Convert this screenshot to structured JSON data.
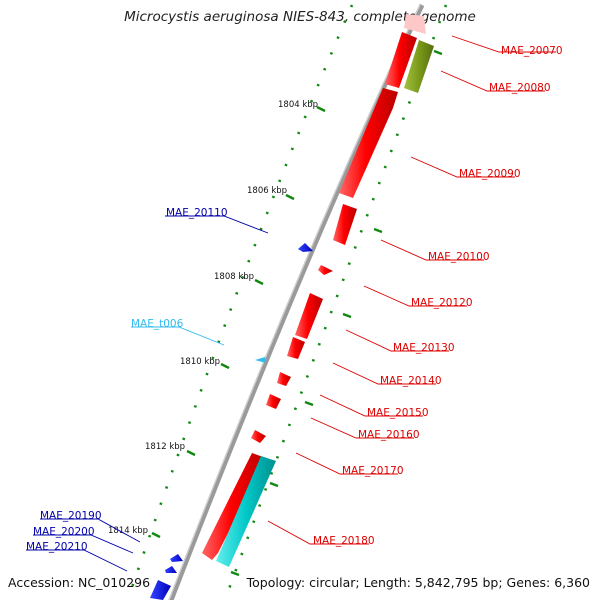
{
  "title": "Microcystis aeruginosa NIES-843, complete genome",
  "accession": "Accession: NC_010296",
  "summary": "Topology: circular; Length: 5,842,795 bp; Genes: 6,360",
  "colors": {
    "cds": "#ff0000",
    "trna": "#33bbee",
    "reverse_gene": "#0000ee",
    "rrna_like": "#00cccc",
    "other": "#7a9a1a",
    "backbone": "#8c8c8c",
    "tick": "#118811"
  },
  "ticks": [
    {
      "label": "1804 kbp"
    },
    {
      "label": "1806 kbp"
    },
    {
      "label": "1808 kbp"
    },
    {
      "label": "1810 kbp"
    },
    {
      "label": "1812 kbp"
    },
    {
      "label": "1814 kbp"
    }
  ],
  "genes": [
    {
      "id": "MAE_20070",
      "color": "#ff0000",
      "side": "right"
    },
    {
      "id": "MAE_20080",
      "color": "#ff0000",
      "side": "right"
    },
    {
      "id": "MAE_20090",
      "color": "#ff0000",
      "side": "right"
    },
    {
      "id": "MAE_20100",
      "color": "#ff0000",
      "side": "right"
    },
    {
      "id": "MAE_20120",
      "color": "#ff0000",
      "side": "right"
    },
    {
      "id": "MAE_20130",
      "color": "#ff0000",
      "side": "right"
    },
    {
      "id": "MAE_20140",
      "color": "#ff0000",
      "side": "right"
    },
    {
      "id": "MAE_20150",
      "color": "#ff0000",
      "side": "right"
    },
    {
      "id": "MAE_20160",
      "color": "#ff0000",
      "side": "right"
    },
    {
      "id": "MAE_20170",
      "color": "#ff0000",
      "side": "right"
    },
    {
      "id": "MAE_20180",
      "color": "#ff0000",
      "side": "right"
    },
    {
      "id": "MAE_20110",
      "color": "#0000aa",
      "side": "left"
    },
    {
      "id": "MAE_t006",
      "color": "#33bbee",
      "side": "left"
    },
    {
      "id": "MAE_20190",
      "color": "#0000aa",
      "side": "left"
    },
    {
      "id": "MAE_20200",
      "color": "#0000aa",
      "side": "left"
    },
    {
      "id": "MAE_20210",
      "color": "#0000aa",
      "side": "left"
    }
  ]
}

▬▬▬▬▬▬

__Requirement__: With the pictures removed, the entries above should be transcribed exactly.

__Answer box__:
Convert this screenshot to structured JSON data.
{
  "title": "Microcystis aeruginosa NIES-843, complete genome",
  "accession": "Accession: NC_010296",
  "summary": "Topology: circular; Length: 5,842,795 bp; Genes: 6,360",
  "colors": {
    "cds": "#ff0000",
    "trna": "#33bbee",
    "reverse_gene": "#0000ee",
    "rrna_like": "#00cccc",
    "other": "#7a9a1a",
    "backbone": "#8c8c8c",
    "tick": "#118811"
  },
  "ticks": [
    {
      "label": "1804 kbp"
    },
    {
      "label": "1806 kbp"
    },
    {
      "label": "1808 kbp"
    },
    {
      "label": "1810 kbp"
    },
    {
      "label": "1812 kbp"
    },
    {
      "label": "1814 kbp"
    }
  ],
  "genes": [
    {
      "id": "MAE_20070",
      "color": "#ff0000",
      "side": "right"
    },
    {
      "id": "MAE_20080",
      "color": "#ff0000",
      "side": "right"
    },
    {
      "id": "MAE_20090",
      "color": "#ff0000",
      "side": "right"
    },
    {
      "id": "MAE_20100",
      "color": "#ff0000",
      "side": "right"
    },
    {
      "id": "MAE_20120",
      "color": "#ff0000",
      "side": "right"
    },
    {
      "id": "MAE_20130",
      "color": "#ff0000",
      "side": "right"
    },
    {
      "id": "MAE_20140",
      "color": "#ff0000",
      "side": "right"
    },
    {
      "id": "MAE_20150",
      "color": "#ff0000",
      "side": "right"
    },
    {
      "id": "MAE_20160",
      "color": "#ff0000",
      "side": "right"
    },
    {
      "id": "MAE_20170",
      "color": "#ff0000",
      "side": "right"
    },
    {
      "id": "MAE_20180",
      "color": "#ff0000",
      "side": "right"
    },
    {
      "id": "MAE_20110",
      "color": "#0000aa",
      "side": "left"
    },
    {
      "id": "MAE_t006",
      "color": "#33bbee",
      "side": "left"
    },
    {
      "id": "MAE_20190",
      "color": "#0000aa",
      "side": "left"
    },
    {
      "id": "MAE_20200",
      "color": "#0000aa",
      "side": "left"
    },
    {
      "id": "MAE_20210",
      "color": "#0000aa",
      "side": "left"
    }
  ]
}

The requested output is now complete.